Questão 1 ▸
Responda com base na notícia sobre o Dia de Finados:
(a) Qual é a ocupação de Túlio Monteiro?
(b) Em qual cemitério o padre Paulo Lima celebrou missas?
(c) Quem montou a programação com missas nos cemitérios?
Questão 2 ▸ Reescreva o trecho da notícia sobre o Dia de Finados que começa nas palavras "Famílias lotam cemitérios" e termina após "calçadas dos cemitérios.", trocando "Barracas" por "Tendas".

Famílias lotam cemitérios para lembrar seus mortos
Cotidiano 02/11/2014 20h00Por Elisângela Valença
Milhares de famílias lotaram os cemitérios sergipanos para lembrar seus mortos neste domingo (2), Dia de Finados. Em alguns, a rua de acesso à entrada principal foi isolada e as ruas do entorno ficaram com trânsito lento. Barracas de lanches, flores e velas lotaram as calçadas dos cemitérios.
Apesar de o Dia de Finados lembrar que a morte significa separação ou fim, não é desta forma que as pessoas encaram o dia. “O Dia de Finados é como qualquer data comemorativa, como Dia das Mães, Dia dos Pais tem uma data, mas o amor é diário. Todo dia é dia de amar a mãe, o pai, os que já se foram. Este é um dia de amor. A vida acaba fisicamente, mas a gente sabe que eles estão bem”, disse Lívia Monteiro, aposentada.
O irmão de Lívia, o autônomo Túlio Monteiro, também pensa da mesma forma. “Neste dia, eu me sinto mais perto espiritualmente, mas todos os dias reflito sobre os que se foram, as lições que nos deixaram e o amor que permanece apesar da morte”, opinou.
“Este é um dia que renova a esperança, que nos lembra que os nossos entes queridos se encontram na glória de Deus. O cristão não vê a morte como fim, mas como o início da vida eterna”, disse padre Paulo Lima, que celebrou missas no Cemitério São João Batista.
Missas
A Arquidiocese de Aracaju montou uma programação com missas nos cemitérios durante todo o dia de hoje desde as primeiras horas da manhã. As paróquias também tem programação alusiva ao Dia de Finados.

Listagem de dados ▸
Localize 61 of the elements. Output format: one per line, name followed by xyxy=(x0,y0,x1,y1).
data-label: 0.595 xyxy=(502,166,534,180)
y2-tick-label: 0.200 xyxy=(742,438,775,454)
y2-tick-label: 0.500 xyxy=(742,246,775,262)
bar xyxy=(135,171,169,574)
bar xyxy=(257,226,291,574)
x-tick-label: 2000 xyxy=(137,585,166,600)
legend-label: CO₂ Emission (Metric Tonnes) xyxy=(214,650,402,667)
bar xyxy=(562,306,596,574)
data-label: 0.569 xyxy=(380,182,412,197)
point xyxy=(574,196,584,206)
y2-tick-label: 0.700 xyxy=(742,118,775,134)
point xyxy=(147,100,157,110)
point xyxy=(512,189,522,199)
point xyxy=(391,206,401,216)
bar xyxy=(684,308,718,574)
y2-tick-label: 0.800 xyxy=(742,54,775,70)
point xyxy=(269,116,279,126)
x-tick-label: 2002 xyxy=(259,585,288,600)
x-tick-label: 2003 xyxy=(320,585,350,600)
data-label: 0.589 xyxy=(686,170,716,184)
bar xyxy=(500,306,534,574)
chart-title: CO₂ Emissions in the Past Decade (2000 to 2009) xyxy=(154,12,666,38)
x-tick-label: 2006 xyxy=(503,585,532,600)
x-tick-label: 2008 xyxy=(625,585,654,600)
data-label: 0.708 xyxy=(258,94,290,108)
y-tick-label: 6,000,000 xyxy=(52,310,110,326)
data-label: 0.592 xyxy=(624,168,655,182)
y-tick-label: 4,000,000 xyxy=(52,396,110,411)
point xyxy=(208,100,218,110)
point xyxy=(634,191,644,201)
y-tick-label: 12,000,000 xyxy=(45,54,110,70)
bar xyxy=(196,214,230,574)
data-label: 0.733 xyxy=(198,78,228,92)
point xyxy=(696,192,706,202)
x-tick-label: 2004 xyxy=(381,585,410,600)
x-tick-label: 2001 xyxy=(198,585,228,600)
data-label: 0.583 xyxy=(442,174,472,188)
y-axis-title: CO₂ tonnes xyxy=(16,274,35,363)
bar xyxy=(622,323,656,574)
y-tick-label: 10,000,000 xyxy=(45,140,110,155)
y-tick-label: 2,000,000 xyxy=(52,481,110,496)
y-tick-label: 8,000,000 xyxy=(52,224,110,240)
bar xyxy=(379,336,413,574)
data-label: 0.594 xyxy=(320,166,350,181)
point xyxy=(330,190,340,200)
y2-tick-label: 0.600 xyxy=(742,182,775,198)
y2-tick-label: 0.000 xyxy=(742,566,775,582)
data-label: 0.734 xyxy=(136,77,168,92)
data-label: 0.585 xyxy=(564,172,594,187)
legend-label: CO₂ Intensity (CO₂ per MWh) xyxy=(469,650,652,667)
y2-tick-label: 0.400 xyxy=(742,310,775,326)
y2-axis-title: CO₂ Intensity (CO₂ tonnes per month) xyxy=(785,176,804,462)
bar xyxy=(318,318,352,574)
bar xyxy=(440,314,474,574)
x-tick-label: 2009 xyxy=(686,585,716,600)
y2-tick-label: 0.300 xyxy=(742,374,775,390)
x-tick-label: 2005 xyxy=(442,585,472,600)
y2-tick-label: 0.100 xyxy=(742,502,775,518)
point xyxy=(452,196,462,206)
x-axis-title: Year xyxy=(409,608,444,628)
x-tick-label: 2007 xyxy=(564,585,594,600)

Espaço de resposta 1 ▸
(a) Autônomo.
(b) No Cemitério São João Batista.
(c) A Arquidiocese de Aracaju.

Espaço de resposta 2 ▸
Famílias lotam cemitérios para lembrar seus mortos
Cotidiano 02/11/2014 20h00Por Elisângela Valença
Milhares de famílias lotaram os cemitérios sergipanos para lembrar seus mortos neste domingo (2), Dia de Finados. Em alguns, a rua de acesso à entrada principal foi isolada e as ruas do entorno ficaram com trânsito lento. Tendas de lanches, flores e velas lotaram as calçadas dos cemitérios.